- **TASK OBJECTIVE**:
Copy each line in the data that includes the word "JSON".

· · · ·

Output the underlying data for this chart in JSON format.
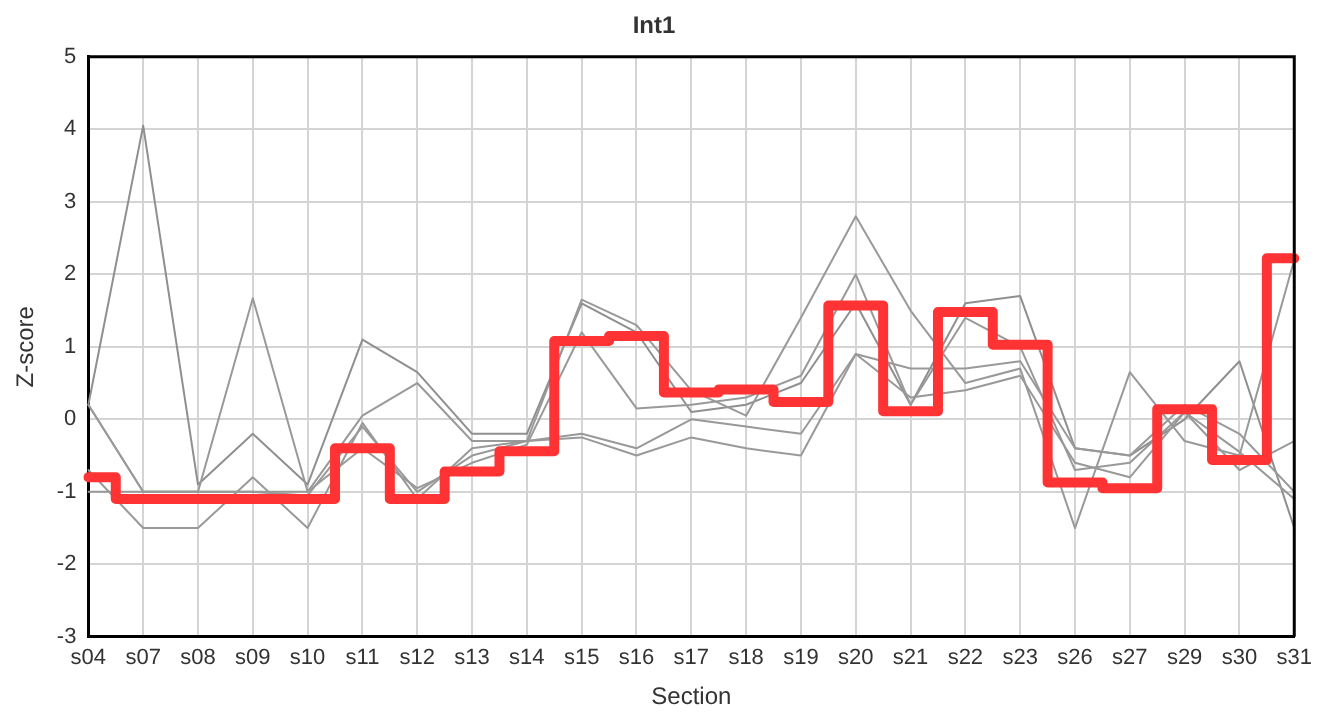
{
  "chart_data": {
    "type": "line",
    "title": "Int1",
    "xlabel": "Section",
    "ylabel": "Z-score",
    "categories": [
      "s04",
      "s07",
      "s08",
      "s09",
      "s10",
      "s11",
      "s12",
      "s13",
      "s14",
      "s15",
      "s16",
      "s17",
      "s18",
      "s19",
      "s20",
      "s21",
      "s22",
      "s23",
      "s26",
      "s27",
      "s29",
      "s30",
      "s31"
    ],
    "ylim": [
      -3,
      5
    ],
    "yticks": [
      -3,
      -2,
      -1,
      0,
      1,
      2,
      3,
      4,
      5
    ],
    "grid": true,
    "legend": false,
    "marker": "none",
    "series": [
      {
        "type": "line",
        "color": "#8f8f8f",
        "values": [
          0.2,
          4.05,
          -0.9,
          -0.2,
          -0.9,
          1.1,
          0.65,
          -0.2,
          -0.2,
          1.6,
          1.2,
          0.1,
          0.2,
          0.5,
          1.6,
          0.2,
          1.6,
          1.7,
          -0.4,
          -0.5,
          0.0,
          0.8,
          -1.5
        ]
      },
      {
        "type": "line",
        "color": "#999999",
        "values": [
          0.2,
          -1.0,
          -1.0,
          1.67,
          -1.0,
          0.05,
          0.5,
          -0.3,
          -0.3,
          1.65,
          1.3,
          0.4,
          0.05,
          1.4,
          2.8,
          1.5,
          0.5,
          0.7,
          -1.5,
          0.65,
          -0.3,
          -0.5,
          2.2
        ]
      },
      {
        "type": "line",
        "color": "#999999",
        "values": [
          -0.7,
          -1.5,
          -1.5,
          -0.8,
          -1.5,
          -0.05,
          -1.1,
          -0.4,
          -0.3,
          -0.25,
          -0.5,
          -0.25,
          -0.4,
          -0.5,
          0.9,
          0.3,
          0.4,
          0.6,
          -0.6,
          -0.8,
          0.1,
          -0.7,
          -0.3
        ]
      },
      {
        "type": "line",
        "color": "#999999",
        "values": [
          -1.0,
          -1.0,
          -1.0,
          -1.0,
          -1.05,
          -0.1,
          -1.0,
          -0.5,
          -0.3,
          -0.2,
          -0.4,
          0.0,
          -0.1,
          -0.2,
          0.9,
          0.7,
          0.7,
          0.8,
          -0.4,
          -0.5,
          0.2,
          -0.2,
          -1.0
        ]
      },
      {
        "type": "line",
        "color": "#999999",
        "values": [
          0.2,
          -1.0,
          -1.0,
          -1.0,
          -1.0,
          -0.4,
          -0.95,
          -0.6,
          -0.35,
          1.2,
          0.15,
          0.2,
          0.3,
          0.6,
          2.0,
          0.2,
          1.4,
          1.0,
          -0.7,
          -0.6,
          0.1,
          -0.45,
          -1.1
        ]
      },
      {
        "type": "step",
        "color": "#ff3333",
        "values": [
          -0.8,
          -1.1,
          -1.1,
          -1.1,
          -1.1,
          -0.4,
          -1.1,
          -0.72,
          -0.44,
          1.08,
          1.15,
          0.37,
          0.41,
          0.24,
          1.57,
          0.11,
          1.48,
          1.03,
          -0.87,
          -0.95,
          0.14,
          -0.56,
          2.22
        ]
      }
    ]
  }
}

· · · ·

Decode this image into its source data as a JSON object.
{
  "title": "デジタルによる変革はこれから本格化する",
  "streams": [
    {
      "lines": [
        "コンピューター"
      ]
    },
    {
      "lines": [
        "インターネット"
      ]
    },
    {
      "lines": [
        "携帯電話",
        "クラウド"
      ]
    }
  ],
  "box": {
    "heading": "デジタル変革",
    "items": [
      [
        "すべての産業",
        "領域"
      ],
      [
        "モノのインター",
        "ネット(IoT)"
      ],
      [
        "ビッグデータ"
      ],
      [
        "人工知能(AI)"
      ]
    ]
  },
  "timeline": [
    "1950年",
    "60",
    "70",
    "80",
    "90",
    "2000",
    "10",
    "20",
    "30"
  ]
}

· · · ·

- **THE RESPONSE**:
Output the underlying data for this chart in JSON format.
Decode this image into its source data as a JSON object.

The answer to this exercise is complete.